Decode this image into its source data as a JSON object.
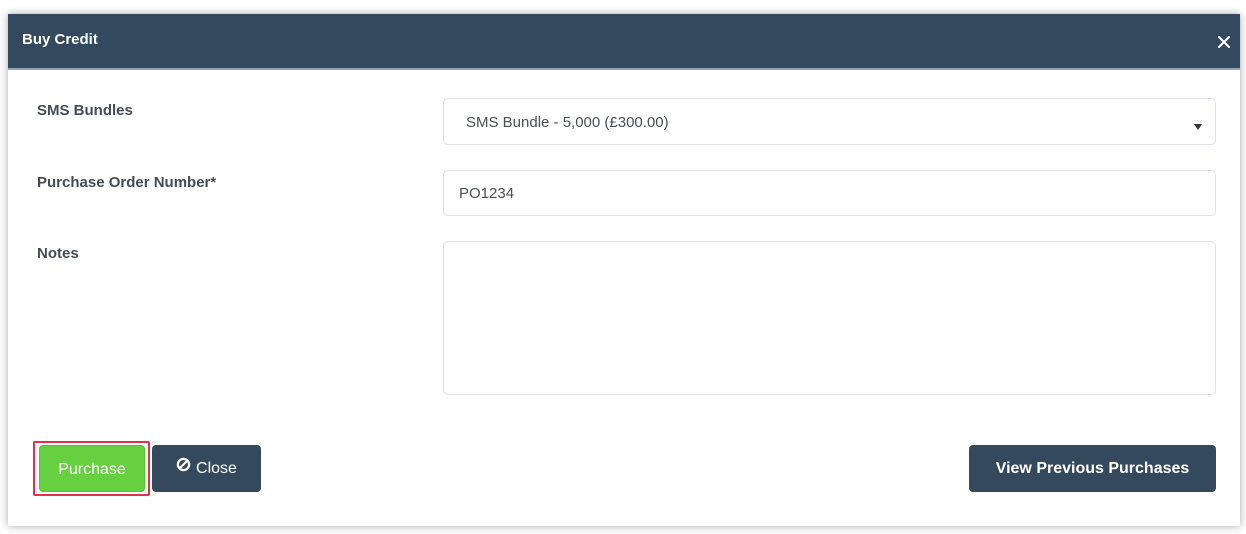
{
  "modal": {
    "title": "Buy Credit"
  },
  "form": {
    "sms_bundles": {
      "label": "SMS Bundles",
      "selected": "SMS Bundle - 5,000 (£300.00)"
    },
    "purchase_order": {
      "label": "Purchase Order Number*",
      "value": "PO1234"
    },
    "notes": {
      "label": "Notes",
      "value": ""
    }
  },
  "buttons": {
    "purchase": "Purchase",
    "close": "Close",
    "view_previous": "View Previous Purchases"
  },
  "colors": {
    "header": "#34485e",
    "primary": "#34485e",
    "success": "#66d041",
    "highlight": "#e0334a"
  },
  "icons": {
    "close_modal": "close-icon",
    "close_button": "ban-icon",
    "select_arrow": "caret-down-icon"
  }
}
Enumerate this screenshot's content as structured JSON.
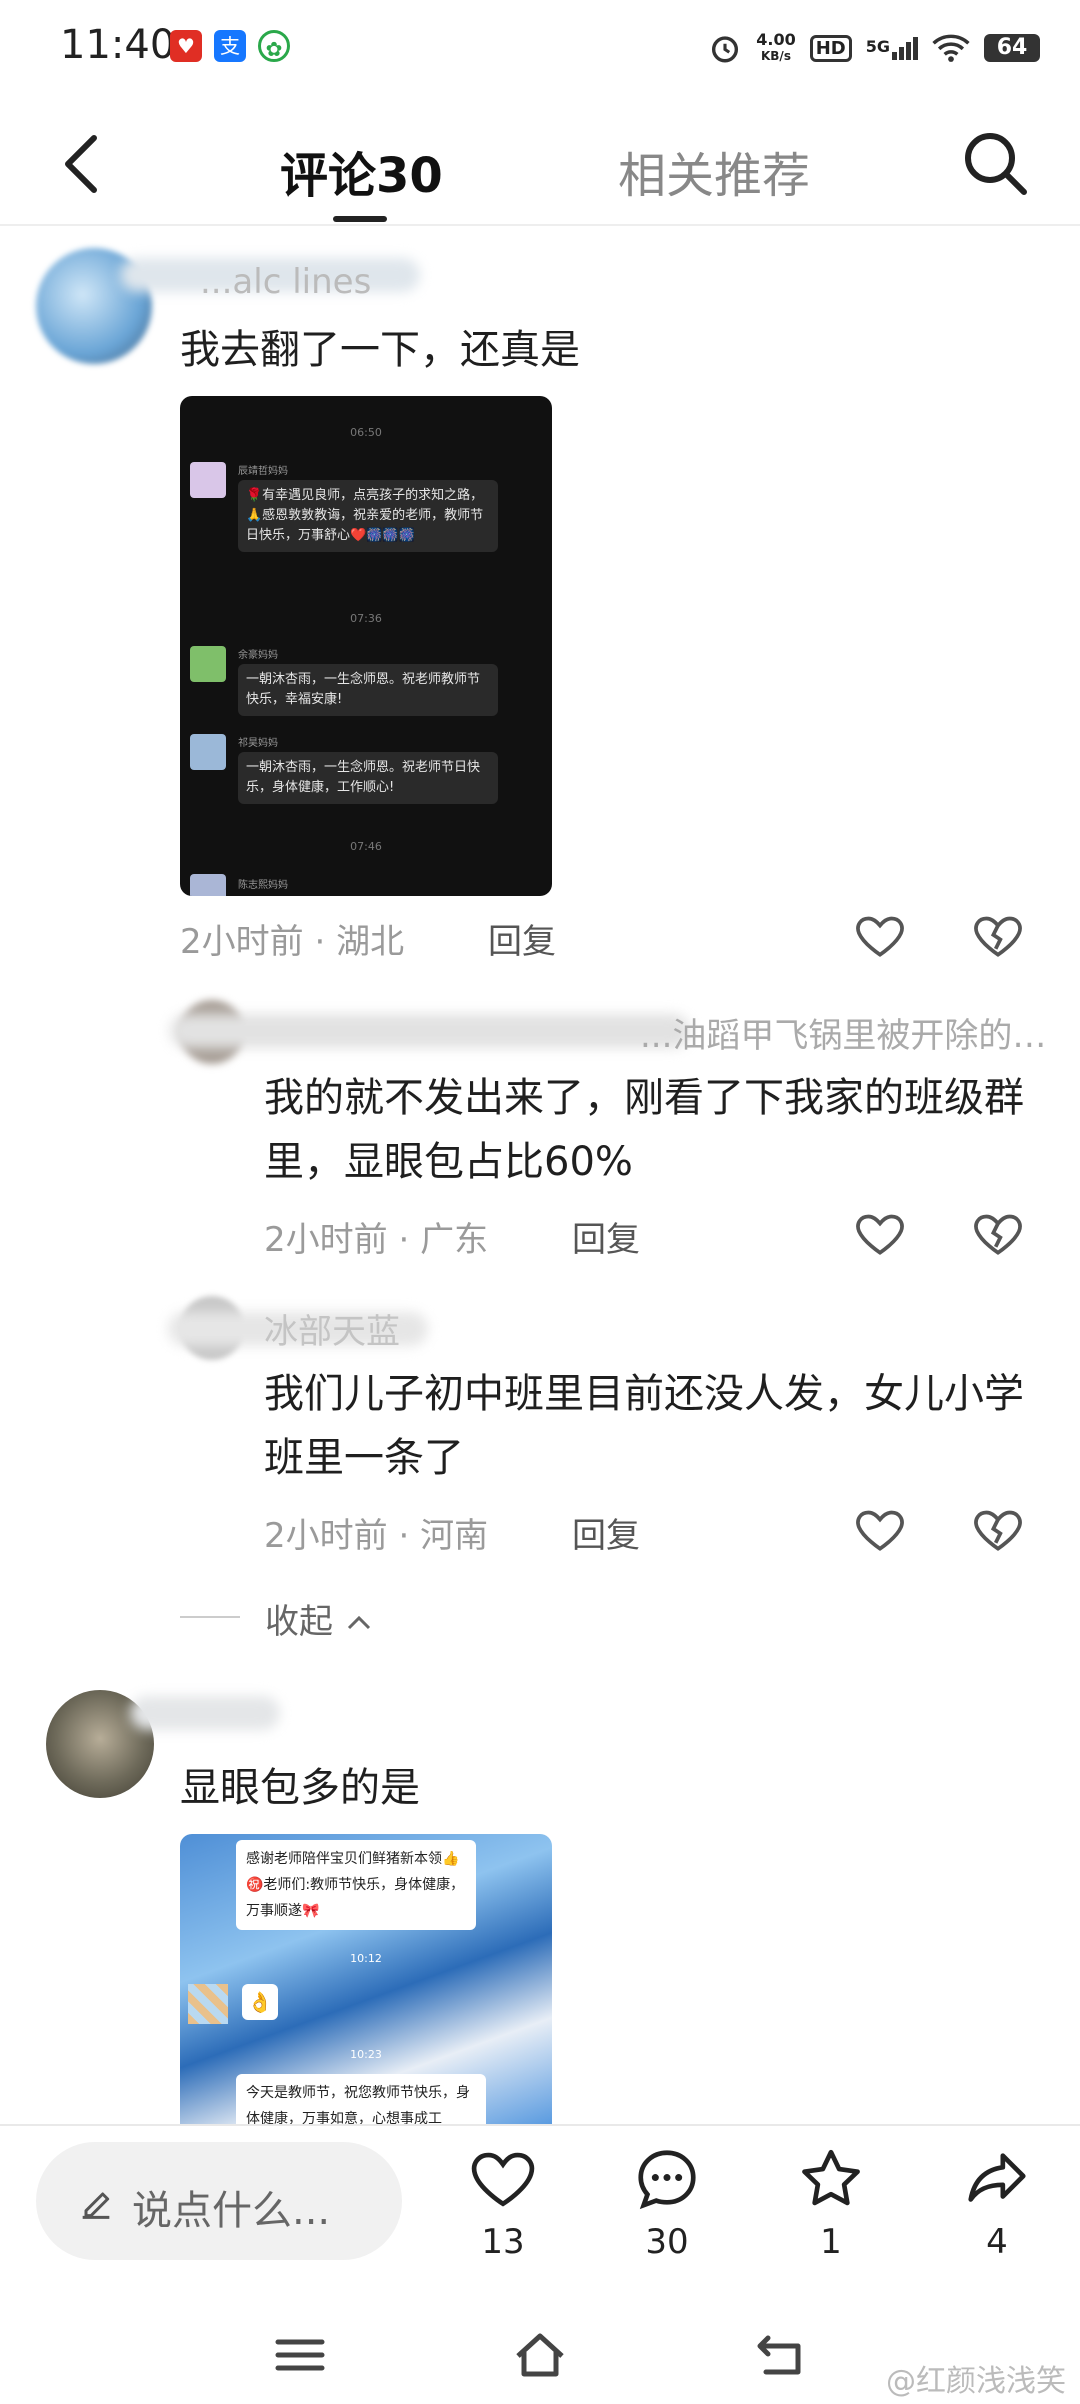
{
  "status_bar": {
    "time": "11:40",
    "net_speed": "4.00",
    "net_unit": "KB/s",
    "hd": "HD",
    "signal": "5G",
    "battery": "64"
  },
  "nav": {
    "tabs": [
      {
        "label": "评论30"
      },
      {
        "label": "相关推荐"
      }
    ]
  },
  "comments": [
    {
      "name": "...alc lines",
      "text": "我去翻了一下，还真是",
      "time": "2小时前",
      "location": "湖北",
      "reply": "回复",
      "image": {
        "times": [
          "06:50",
          "07:36",
          "07:46"
        ],
        "messages": [
          {
            "name": "辰靖哲妈妈",
            "text": "🌹有幸遇见良师，点亮孩子的求知之路，🙏感恩敦敦教诲，祝亲爱的老师，教师节日快乐，万事舒心❤️🎆🎆🎆"
          },
          {
            "name": "余豪妈妈",
            "text": "一朝沐杏雨，一生念师恩。祝老师教师节快乐，幸福安康!"
          },
          {
            "name": "祁昊妈妈",
            "text": "一朝沐杏雨，一生念师恩。祝老师节日快乐，身体健康，工作顺心!"
          },
          {
            "name": "陈志熙妈妈",
            "text": ""
          }
        ]
      }
    },
    {
      "name": "...油蹈甲飞锅里被开除的…",
      "text": "我的就不发出来了，刚看了下我家的班级群里，显眼包占比60%",
      "time": "2小时前",
      "location": "广东",
      "reply": "回复"
    },
    {
      "name": "冰部天蓝",
      "text": "我们儿子初中班里目前还没人发，女儿小学班里一条了",
      "time": "2小时前",
      "location": "河南",
      "reply": "回复"
    },
    {
      "name": "",
      "text": "显眼包多的是",
      "image": {
        "card1": "感谢老师陪伴宝贝们鲜猪新本领👍 ㊗️老师们:教师节快乐，身体健康，万事顺遂🎀",
        "time1": "10:12",
        "time2": "10:23",
        "card2": "今天是教师节，祝您教师节快乐，身体健康，万事如意，心想事成工"
      }
    }
  ],
  "collapse": "收起",
  "bottom": {
    "input_placeholder": "说点什么...",
    "like_count": "13",
    "comment_count": "30",
    "star_count": "1",
    "share_count": "4"
  },
  "watermark": "@红颜浅浅笑",
  "colors": {
    "accent": "#222222",
    "muted": "#9a9a9a"
  }
}
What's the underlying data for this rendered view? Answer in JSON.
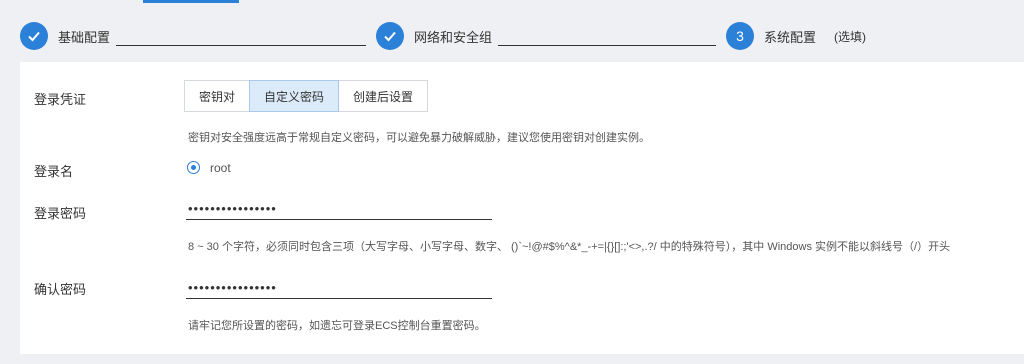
{
  "steps": [
    {
      "label": "基础配置",
      "state": "done",
      "icon": "check-icon"
    },
    {
      "label": "网络和安全组",
      "state": "done",
      "icon": "check-icon"
    },
    {
      "label": "系统配置",
      "number": "3",
      "state": "current",
      "optional": "(选填)"
    }
  ],
  "colors": {
    "accent": "#2b80d8",
    "tab_active_bg": "#dcebf9",
    "page_bg": "#eef0f3"
  },
  "form": {
    "credential_label": "登录凭证",
    "credential_tabs": [
      "密钥对",
      "自定义密码",
      "创建后设置"
    ],
    "credential_selected": "自定义密码",
    "credential_hint": "密钥对安全强度远高于常规自定义密码，可以避免暴力破解威胁，建议您使用密钥对创建实例。",
    "login_name_label": "登录名",
    "login_name_value": "root",
    "password_label": "登录密码",
    "password_value": "••••••••••••••••",
    "password_hint": "8 ~ 30 个字符，必须同时包含三项（大写字母、小写字母、数字、 ()`~!@#$%^&*_-+=|{}[]:;'<>,.?/ 中的特殊符号），其中 Windows 实例不能以斜线号（/）开头",
    "confirm_label": "确认密码",
    "confirm_value": "••••••••••••••••",
    "confirm_hint": "请牢记您所设置的密码，如遗忘可登录ECS控制台重置密码。"
  }
}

TASK DIRECTIONS: Only the lines from the line containing "What's the underlying" through the end of the data are to be reproduced, exactly and with both ends included; pictures are omitted.

SOLVED PROBLEM:
What's the underlying data for this rendered view? Answer in JSON.
{
  "steps": [
    {
      "label": "基础配置",
      "state": "done",
      "icon": "check-icon"
    },
    {
      "label": "网络和安全组",
      "state": "done",
      "icon": "check-icon"
    },
    {
      "label": "系统配置",
      "number": "3",
      "state": "current",
      "optional": "(选填)"
    }
  ],
  "colors": {
    "accent": "#2b80d8",
    "tab_active_bg": "#dcebf9",
    "page_bg": "#eef0f3"
  },
  "form": {
    "credential_label": "登录凭证",
    "credential_tabs": [
      "密钥对",
      "自定义密码",
      "创建后设置"
    ],
    "credential_selected": "自定义密码",
    "credential_hint": "密钥对安全强度远高于常规自定义密码，可以避免暴力破解威胁，建议您使用密钥对创建实例。",
    "login_name_label": "登录名",
    "login_name_value": "root",
    "password_label": "登录密码",
    "password_value": "••••••••••••••••",
    "password_hint": "8 ~ 30 个字符，必须同时包含三项（大写字母、小写字母、数字、 ()`~!@#$%^&*_-+=|{}[]:;'<>,.?/ 中的特殊符号），其中 Windows 实例不能以斜线号（/）开头",
    "confirm_label": "确认密码",
    "confirm_value": "••••••••••••••••",
    "confirm_hint": "请牢记您所设置的密码，如遗忘可登录ECS控制台重置密码。"
  }
}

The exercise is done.